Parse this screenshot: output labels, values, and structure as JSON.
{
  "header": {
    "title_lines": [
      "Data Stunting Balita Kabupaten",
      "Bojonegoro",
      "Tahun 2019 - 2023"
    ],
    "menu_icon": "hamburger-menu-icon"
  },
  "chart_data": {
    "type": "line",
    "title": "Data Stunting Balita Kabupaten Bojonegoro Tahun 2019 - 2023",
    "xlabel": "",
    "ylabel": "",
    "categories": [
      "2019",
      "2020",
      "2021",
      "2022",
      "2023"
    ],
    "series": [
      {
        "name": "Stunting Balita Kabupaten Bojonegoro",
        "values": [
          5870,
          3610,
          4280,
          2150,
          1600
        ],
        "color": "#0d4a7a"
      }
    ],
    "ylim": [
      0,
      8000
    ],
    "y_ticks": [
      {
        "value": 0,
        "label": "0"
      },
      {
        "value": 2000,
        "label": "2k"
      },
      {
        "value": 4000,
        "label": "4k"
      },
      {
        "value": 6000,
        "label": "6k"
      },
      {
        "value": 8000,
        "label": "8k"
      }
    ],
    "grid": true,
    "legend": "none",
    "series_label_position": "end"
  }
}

PROBLEM:
Report how many lines of the data contain the word "values", using the number alone.

WRITTEN RESPONSE:
2